**The data**
◆ ◆ ◆ ◆ ◆

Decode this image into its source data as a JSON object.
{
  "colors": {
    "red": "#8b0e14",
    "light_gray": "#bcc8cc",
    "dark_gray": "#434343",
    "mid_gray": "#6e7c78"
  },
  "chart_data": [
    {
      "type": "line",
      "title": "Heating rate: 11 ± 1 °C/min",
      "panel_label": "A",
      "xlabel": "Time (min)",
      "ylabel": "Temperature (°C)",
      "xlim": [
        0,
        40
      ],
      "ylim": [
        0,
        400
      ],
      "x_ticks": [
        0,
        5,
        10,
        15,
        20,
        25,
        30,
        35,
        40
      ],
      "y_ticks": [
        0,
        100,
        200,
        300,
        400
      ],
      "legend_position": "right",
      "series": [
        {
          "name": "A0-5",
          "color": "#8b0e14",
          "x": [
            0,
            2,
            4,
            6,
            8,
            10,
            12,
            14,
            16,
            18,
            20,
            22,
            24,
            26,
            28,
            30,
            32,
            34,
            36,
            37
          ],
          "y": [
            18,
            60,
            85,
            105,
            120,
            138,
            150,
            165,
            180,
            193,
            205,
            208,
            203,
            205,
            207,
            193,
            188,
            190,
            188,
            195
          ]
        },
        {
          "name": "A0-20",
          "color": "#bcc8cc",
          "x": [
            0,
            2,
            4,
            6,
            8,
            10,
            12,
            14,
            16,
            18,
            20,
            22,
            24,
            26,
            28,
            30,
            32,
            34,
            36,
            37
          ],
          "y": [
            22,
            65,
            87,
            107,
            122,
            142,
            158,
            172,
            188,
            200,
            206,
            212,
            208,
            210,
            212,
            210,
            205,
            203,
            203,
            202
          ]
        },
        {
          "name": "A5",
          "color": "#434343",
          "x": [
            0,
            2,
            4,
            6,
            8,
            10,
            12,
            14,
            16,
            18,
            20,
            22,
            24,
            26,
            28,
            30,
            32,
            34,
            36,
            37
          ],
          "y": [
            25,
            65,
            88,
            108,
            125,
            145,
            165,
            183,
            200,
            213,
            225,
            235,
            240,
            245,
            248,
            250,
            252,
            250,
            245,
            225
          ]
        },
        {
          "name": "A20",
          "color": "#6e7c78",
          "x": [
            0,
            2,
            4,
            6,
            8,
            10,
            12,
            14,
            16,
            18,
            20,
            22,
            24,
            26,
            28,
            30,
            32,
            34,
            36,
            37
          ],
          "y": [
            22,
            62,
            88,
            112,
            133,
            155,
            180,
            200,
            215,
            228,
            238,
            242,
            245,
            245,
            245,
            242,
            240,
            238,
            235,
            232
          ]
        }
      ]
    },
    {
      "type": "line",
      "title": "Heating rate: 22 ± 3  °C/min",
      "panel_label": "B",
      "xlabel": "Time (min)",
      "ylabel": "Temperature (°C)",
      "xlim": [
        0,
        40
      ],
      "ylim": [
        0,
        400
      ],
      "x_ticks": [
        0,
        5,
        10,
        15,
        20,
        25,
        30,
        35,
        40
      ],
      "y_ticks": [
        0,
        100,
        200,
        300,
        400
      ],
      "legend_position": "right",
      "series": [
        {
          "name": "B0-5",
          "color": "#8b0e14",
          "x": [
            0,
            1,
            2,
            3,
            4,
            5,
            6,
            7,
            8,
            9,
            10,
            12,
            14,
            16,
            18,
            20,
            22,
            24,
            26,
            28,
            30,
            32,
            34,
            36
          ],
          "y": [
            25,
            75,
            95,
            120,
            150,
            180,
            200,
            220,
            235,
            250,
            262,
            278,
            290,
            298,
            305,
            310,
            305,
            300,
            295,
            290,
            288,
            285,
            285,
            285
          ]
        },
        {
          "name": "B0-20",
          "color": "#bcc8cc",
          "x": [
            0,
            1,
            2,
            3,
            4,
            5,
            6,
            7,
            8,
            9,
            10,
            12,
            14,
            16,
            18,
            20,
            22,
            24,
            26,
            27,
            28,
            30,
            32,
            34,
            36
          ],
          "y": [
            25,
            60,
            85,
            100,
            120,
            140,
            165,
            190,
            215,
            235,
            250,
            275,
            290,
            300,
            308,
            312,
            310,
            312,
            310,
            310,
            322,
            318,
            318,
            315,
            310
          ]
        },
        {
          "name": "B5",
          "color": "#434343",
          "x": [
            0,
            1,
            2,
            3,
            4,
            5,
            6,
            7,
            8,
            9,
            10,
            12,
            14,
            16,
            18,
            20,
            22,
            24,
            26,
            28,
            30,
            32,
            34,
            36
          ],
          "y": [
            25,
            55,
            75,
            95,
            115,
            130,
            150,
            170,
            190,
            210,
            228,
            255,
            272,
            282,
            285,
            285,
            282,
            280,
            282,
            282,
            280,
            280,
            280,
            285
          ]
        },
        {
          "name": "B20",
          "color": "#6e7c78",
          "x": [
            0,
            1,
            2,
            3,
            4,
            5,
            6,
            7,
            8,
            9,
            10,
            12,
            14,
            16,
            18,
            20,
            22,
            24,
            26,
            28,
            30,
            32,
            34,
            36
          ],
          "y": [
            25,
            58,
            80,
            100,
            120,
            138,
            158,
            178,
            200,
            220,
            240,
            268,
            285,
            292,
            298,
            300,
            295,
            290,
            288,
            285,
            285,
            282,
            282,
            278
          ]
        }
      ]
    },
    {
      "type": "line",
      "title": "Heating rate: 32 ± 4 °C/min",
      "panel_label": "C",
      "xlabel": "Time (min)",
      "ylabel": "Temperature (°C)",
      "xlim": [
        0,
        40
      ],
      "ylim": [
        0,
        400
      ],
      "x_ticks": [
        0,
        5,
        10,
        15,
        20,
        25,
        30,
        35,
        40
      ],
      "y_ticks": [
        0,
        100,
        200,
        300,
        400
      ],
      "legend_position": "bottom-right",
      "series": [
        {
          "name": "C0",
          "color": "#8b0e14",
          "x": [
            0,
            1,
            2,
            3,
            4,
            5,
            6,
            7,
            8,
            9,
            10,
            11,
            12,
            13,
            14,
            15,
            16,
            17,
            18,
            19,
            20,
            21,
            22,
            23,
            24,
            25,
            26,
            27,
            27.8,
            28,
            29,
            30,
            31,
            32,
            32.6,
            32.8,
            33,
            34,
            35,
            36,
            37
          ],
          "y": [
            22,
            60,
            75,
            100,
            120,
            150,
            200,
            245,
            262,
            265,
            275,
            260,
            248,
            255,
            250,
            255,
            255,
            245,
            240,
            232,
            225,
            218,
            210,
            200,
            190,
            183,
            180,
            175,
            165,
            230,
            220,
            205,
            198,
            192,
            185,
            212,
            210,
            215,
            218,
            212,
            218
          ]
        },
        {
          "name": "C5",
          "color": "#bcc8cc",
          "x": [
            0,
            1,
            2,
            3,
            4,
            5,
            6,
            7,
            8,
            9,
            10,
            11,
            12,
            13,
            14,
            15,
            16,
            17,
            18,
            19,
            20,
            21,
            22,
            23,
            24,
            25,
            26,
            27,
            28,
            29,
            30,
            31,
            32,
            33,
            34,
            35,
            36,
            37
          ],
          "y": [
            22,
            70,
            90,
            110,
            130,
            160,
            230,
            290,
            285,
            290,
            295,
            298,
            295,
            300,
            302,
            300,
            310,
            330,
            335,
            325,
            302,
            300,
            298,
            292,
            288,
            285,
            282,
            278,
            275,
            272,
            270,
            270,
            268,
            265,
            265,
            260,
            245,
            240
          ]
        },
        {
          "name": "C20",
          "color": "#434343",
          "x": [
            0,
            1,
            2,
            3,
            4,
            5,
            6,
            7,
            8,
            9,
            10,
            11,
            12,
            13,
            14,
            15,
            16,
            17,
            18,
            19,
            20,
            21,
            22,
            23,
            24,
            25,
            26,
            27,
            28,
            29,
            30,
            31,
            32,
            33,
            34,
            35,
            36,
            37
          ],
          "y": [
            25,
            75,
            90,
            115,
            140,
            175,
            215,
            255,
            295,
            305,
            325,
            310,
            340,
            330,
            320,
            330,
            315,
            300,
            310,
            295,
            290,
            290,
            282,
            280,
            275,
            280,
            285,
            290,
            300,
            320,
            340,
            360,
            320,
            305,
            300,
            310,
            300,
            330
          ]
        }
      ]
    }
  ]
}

◆ ◆ ◆ ◆ ◆

**Task directions**
Scan the lines above for "title", then copy every one that has it.

**Task output**
      "title": "Heating rate: 11 ± 1 °C/min",
      "title": "Heating rate: 22 ± 3  °C/min",
      "title": "Heating rate: 32 ± 4 °C/min",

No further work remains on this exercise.